BEGIN Available data

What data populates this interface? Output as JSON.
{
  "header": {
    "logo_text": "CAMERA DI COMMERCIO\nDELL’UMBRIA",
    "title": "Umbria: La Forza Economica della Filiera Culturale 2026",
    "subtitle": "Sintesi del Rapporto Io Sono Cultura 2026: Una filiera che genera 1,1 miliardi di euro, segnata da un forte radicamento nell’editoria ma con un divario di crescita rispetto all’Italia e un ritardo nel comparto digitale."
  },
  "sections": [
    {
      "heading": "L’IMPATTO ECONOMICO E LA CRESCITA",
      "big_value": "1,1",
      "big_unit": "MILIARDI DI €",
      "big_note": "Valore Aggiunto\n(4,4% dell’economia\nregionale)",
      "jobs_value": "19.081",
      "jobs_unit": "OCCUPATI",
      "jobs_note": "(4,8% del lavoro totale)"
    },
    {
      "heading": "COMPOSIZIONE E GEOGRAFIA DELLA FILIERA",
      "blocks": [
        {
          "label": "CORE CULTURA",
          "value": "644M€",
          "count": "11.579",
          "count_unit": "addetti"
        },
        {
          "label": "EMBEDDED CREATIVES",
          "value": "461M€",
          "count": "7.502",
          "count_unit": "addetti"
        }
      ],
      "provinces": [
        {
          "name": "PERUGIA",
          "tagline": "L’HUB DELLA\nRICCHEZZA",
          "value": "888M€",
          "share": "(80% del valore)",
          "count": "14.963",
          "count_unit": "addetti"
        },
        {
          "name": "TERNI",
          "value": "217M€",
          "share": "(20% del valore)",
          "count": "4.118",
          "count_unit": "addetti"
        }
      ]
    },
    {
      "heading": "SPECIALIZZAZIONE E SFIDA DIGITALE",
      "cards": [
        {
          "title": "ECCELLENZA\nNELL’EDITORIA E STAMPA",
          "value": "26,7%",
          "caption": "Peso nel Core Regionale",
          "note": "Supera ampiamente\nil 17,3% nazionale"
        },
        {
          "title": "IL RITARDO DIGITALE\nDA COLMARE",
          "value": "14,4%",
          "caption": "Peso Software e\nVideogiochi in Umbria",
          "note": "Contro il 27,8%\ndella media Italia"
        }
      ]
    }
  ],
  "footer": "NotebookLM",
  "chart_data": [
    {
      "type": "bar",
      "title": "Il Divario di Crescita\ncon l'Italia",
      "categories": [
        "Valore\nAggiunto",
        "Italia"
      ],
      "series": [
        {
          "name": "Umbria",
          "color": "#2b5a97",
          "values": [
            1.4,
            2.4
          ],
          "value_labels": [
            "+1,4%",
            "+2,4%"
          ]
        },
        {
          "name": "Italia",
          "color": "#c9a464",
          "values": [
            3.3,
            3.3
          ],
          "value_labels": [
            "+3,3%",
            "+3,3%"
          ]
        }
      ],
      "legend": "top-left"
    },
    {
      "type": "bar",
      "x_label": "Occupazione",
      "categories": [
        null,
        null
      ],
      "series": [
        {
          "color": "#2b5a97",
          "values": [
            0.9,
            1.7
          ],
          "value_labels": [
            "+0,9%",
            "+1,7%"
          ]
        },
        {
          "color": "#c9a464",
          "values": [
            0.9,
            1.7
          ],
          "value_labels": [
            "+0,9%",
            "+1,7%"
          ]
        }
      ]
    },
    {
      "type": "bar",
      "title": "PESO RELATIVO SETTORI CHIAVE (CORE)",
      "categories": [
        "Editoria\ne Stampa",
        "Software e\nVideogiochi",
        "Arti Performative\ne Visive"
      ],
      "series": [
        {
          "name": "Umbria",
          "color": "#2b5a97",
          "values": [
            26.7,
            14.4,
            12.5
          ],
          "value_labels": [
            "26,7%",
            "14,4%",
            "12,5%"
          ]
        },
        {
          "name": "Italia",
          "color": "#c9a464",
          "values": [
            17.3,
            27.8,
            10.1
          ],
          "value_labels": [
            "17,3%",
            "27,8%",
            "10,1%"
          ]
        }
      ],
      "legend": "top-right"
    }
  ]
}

END Available data

- [Instructions to follow] Copy out all of the records shown above exactly.

- [Correct result]
What data populates this interface? Output as JSON.
{
  "header": {
    "logo_text": "CAMERA DI COMMERCIO\nDELL’UMBRIA",
    "title": "Umbria: La Forza Economica della Filiera Culturale 2026",
    "subtitle": "Sintesi del Rapporto Io Sono Cultura 2026: Una filiera che genera 1,1 miliardi di euro, segnata da un forte radicamento nell’editoria ma con un divario di crescita rispetto all’Italia e un ritardo nel comparto digitale."
  },
  "sections": [
    {
      "heading": "L’IMPATTO ECONOMICO E LA CRESCITA",
      "big_value": "1,1",
      "big_unit": "MILIARDI DI €",
      "big_note": "Valore Aggiunto\n(4,4% dell’economia\nregionale)",
      "jobs_value": "19.081",
      "jobs_unit": "OCCUPATI",
      "jobs_note": "(4,8% del lavoro totale)"
    },
    {
      "heading": "COMPOSIZIONE E GEOGRAFIA DELLA FILIERA",
      "blocks": [
        {
          "label": "CORE CULTURA",
          "value": "644M€",
          "count": "11.579",
          "count_unit": "addetti"
        },
        {
          "label": "EMBEDDED CREATIVES",
          "value": "461M€",
          "count": "7.502",
          "count_unit": "addetti"
        }
      ],
      "provinces": [
        {
          "name": "PERUGIA",
          "tagline": "L’HUB DELLA\nRICCHEZZA",
          "value": "888M€",
          "share": "(80% del valore)",
          "count": "14.963",
          "count_unit": "addetti"
        },
        {
          "name": "TERNI",
          "value": "217M€",
          "share": "(20% del valore)",
          "count": "4.118",
          "count_unit": "addetti"
        }
      ]
    },
    {
      "heading": "SPECIALIZZAZIONE E SFIDA DIGITALE",
      "cards": [
        {
          "title": "ECCELLENZA\nNELL’EDITORIA E STAMPA",
          "value": "26,7%",
          "caption": "Peso nel Core Regionale",
          "note": "Supera ampiamente\nil 17,3% nazionale"
        },
        {
          "title": "IL RITARDO DIGITALE\nDA COLMARE",
          "value": "14,4%",
          "caption": "Peso Software e\nVideogiochi in Umbria",
          "note": "Contro il 27,8%\ndella media Italia"
        }
      ]
    }
  ],
  "footer": "NotebookLM",
  "chart_data": [
    {
      "type": "bar",
      "title": "Il Divario di Crescita\ncon l'Italia",
      "categories": [
        "Valore\nAggiunto",
        "Italia"
      ],
      "series": [
        {
          "name": "Umbria",
          "color": "#2b5a97",
          "values": [
            1.4,
            2.4
          ],
          "value_labels": [
            "+1,4%",
            "+2,4%"
          ]
        },
        {
          "name": "Italia",
          "color": "#c9a464",
          "values": [
            3.3,
            3.3
          ],
          "value_labels": [
            "+3,3%",
            "+3,3%"
          ]
        }
      ],
      "legend": "top-left"
    },
    {
      "type": "bar",
      "x_label": "Occupazione",
      "categories": [
        null,
        null
      ],
      "series": [
        {
          "color": "#2b5a97",
          "values": [
            0.9,
            1.7
          ],
          "value_labels": [
            "+0,9%",
            "+1,7%"
          ]
        },
        {
          "color": "#c9a464",
          "values": [
            0.9,
            1.7
          ],
          "value_labels": [
            "+0,9%",
            "+1,7%"
          ]
        }
      ]
    },
    {
      "type": "bar",
      "title": "PESO RELATIVO SETTORI CHIAVE (CORE)",
      "categories": [
        "Editoria\ne Stampa",
        "Software e\nVideogiochi",
        "Arti Performative\ne Visive"
      ],
      "series": [
        {
          "name": "Umbria",
          "color": "#2b5a97",
          "values": [
            26.7,
            14.4,
            12.5
          ],
          "value_labels": [
            "26,7%",
            "14,4%",
            "12,5%"
          ]
        },
        {
          "name": "Italia",
          "color": "#c9a464",
          "values": [
            17.3,
            27.8,
            10.1
          ],
          "value_labels": [
            "17,3%",
            "27,8%",
            "10,1%"
          ]
        }
      ],
      "legend": "top-right"
    }
  ]
}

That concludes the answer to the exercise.